:: Data provided ::

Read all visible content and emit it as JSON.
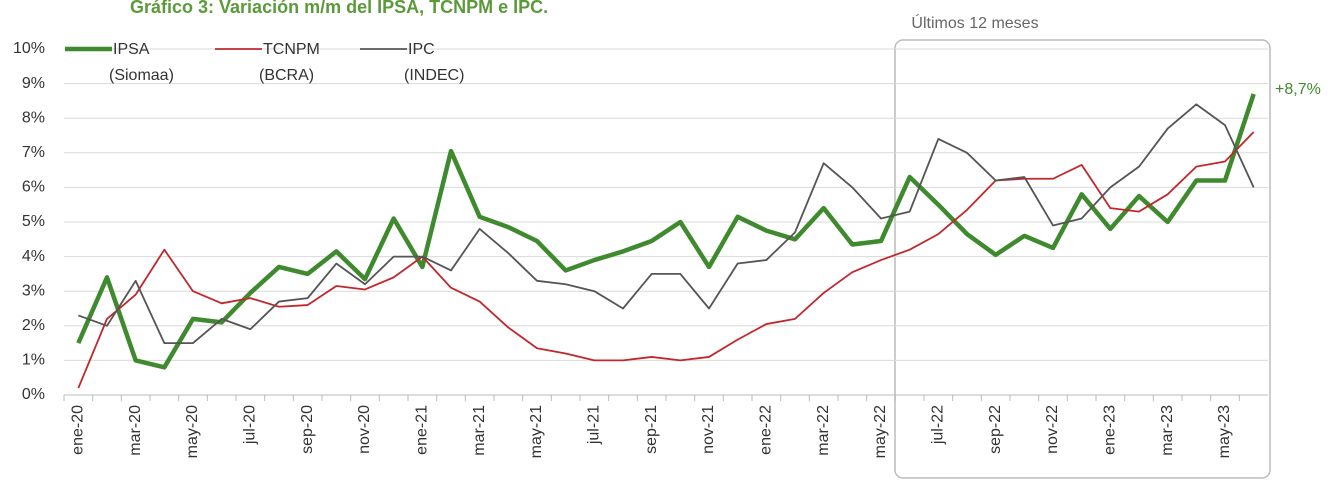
{
  "chart_data": {
    "type": "line",
    "title": "Gráfico 3: Variación m/m del IPSA, TCNPM e IPC.",
    "categories": [
      "ene-20",
      null,
      "mar-20",
      null,
      "may-20",
      null,
      "jul-20",
      null,
      "sep-20",
      null,
      "nov-20",
      null,
      "ene-21",
      null,
      "mar-21",
      null,
      "may-21",
      null,
      "jul-21",
      null,
      "sep-21",
      null,
      "nov-21",
      null,
      "ene-22",
      null,
      "mar-22",
      null,
      "may-22",
      null,
      "jul-22",
      null,
      "sep-22",
      null,
      "nov-22",
      null,
      "ene-23",
      null,
      "mar-23",
      null,
      "may-23",
      null
    ],
    "series": [
      {
        "name": "IPSA",
        "source": "(Siomaa)",
        "color": "#3f8a2e",
        "width": 4.5,
        "values": [
          1.5,
          3.4,
          1.0,
          0.8,
          2.2,
          2.1,
          2.95,
          3.7,
          3.5,
          4.15,
          3.35,
          5.1,
          3.7,
          7.05,
          5.15,
          4.85,
          4.45,
          3.6,
          3.9,
          4.15,
          4.45,
          5.0,
          3.7,
          5.15,
          4.75,
          4.5,
          5.4,
          4.35,
          4.45,
          6.3,
          5.5,
          4.65,
          4.05,
          4.6,
          4.25,
          5.8,
          4.8,
          5.75,
          5.0,
          6.2,
          6.2,
          8.7
        ]
      },
      {
        "name": "TCNPM",
        "source": "(BCRA)",
        "color": "#c0282d",
        "width": 1.8,
        "values": [
          0.2,
          2.2,
          2.9,
          4.2,
          3.0,
          2.65,
          2.8,
          2.55,
          2.6,
          3.15,
          3.05,
          3.4,
          4.0,
          3.1,
          2.7,
          1.95,
          1.35,
          1.2,
          1.0,
          1.0,
          1.1,
          1.0,
          1.1,
          1.6,
          2.05,
          2.2,
          2.95,
          3.55,
          3.9,
          4.2,
          4.65,
          5.35,
          6.2,
          6.25,
          6.25,
          6.65,
          5.4,
          5.3,
          5.8,
          6.6,
          6.75,
          7.6
        ]
      },
      {
        "name": "IPC",
        "source": "(INDEC)",
        "color": "#555555",
        "width": 1.8,
        "values": [
          2.3,
          2.0,
          3.3,
          1.5,
          1.5,
          2.2,
          1.9,
          2.7,
          2.8,
          3.8,
          3.2,
          4.0,
          4.0,
          3.6,
          4.8,
          4.1,
          3.3,
          3.2,
          3.0,
          2.5,
          3.5,
          3.5,
          2.5,
          3.8,
          3.9,
          4.7,
          6.7,
          6.0,
          5.1,
          5.3,
          7.4,
          7.0,
          6.2,
          6.3,
          4.9,
          5.1,
          6.0,
          6.6,
          7.7,
          8.4,
          7.8,
          6.0
        ]
      }
    ],
    "ylim": [
      0,
      10
    ],
    "yticks": [
      {
        "value": 0,
        "label": "0%"
      },
      {
        "value": 1,
        "label": "1%"
      },
      {
        "value": 2,
        "label": "2%"
      },
      {
        "value": 3,
        "label": "3%"
      },
      {
        "value": 4,
        "label": "4%"
      },
      {
        "value": 5,
        "label": "5%"
      },
      {
        "value": 6,
        "label": "6%"
      },
      {
        "value": 7,
        "label": "7%"
      },
      {
        "value": 8,
        "label": "8%"
      },
      {
        "value": 9,
        "label": "9%"
      },
      {
        "value": 10,
        "label": "10%"
      }
    ],
    "grid": true,
    "annotations": {
      "last_value": "+8,7%",
      "highlight": "Últimos 12 meses"
    }
  }
}
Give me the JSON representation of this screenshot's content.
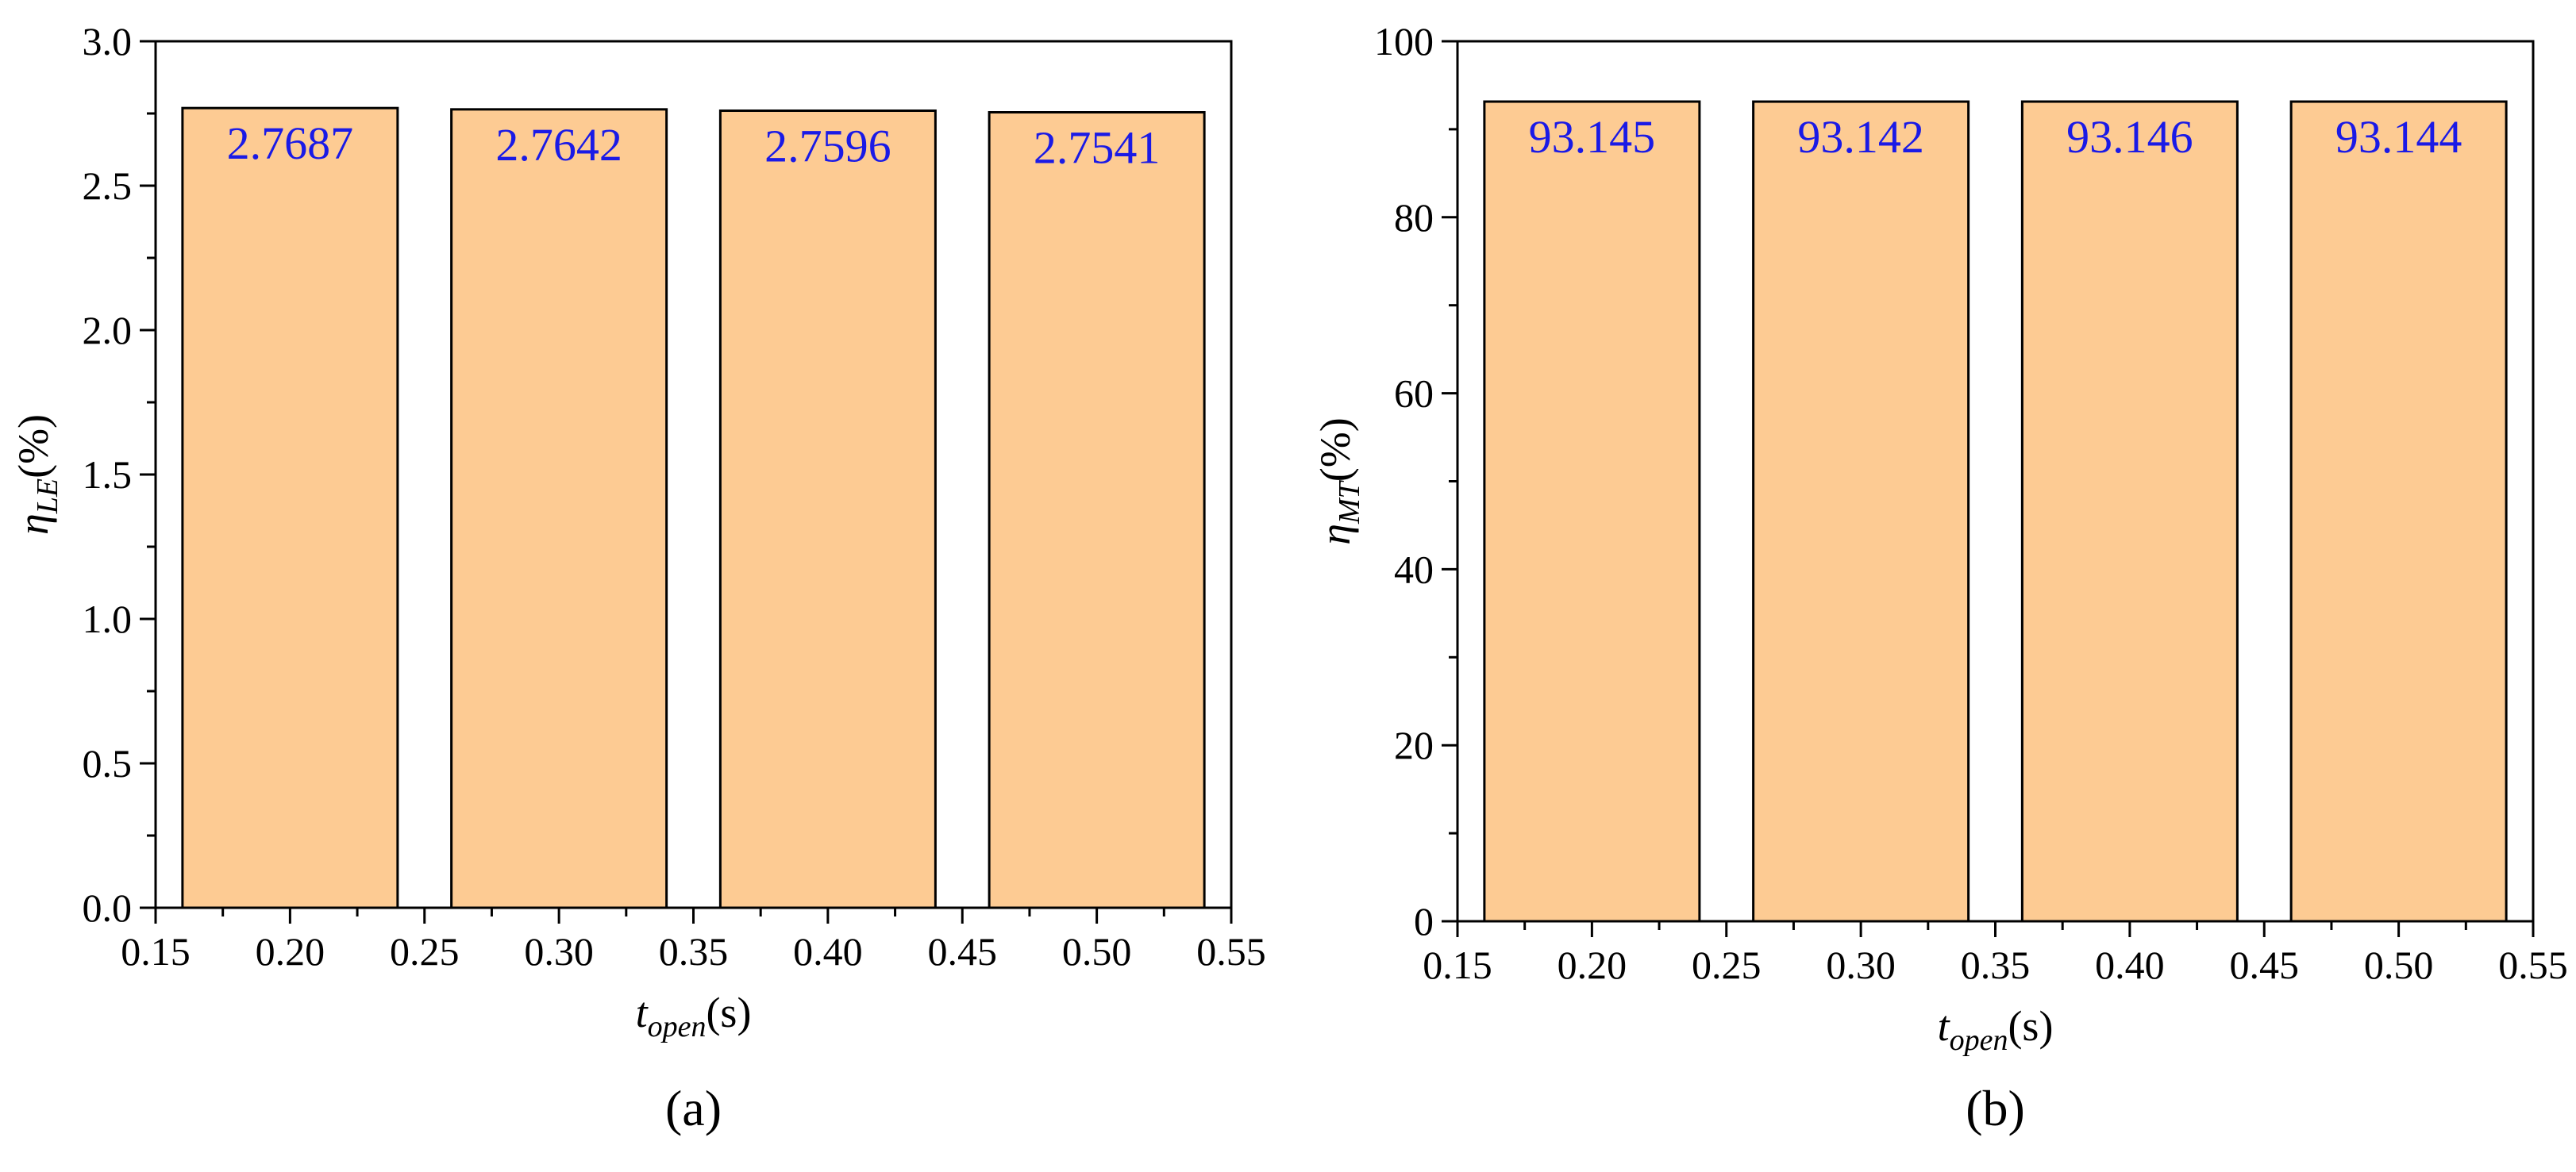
{
  "colors": {
    "bar_fill": "#FDCB93",
    "bar_stroke": "#000000",
    "value_label": "#1A1AE6",
    "axis": "#000000"
  },
  "chart_data": [
    {
      "panel_label": "(a)",
      "type": "bar",
      "x": [
        0.2,
        0.3,
        0.4,
        0.5
      ],
      "values": [
        2.7687,
        2.7642,
        2.7596,
        2.7541
      ],
      "data_labels": [
        "2.7687",
        "2.7642",
        "2.7596",
        "2.7541"
      ],
      "bar_width": 0.08,
      "xlim": [
        0.15,
        0.55
      ],
      "ylim": [
        0,
        3.0
      ],
      "x_ticks": [
        "0.15",
        "0.20",
        "0.25",
        "0.30",
        "0.35",
        "0.40",
        "0.45",
        "0.50",
        "0.55"
      ],
      "y_ticks": [
        "0.0",
        "0.5",
        "1.0",
        "1.5",
        "2.0",
        "2.5",
        "3.0"
      ],
      "xlabel": {
        "symbol": "t",
        "subscript": "open",
        "unit": "(s)"
      },
      "ylabel": {
        "symbol": "η",
        "subscript": "LE",
        "unit": "(%)"
      },
      "grid": false
    },
    {
      "panel_label": "(b)",
      "type": "bar",
      "x": [
        0.2,
        0.3,
        0.4,
        0.5
      ],
      "values": [
        93.145,
        93.142,
        93.146,
        93.144
      ],
      "data_labels": [
        "93.145",
        "93.142",
        "93.146",
        "93.144"
      ],
      "bar_width": 0.08,
      "xlim": [
        0.15,
        0.55
      ],
      "ylim": [
        0,
        100
      ],
      "x_ticks": [
        "0.15",
        "0.20",
        "0.25",
        "0.30",
        "0.35",
        "0.40",
        "0.45",
        "0.50",
        "0.55"
      ],
      "y_ticks": [
        "0",
        "20",
        "40",
        "60",
        "80",
        "100"
      ],
      "xlabel": {
        "symbol": "t",
        "subscript": "open",
        "unit": "(s)"
      },
      "ylabel": {
        "symbol": "η",
        "subscript": "MT",
        "unit": "(%)"
      },
      "grid": false
    }
  ]
}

:::

- Task to carry out
Tally the lines in the records above that contain the word "JSON", and give only that number.

- Solved exercise
2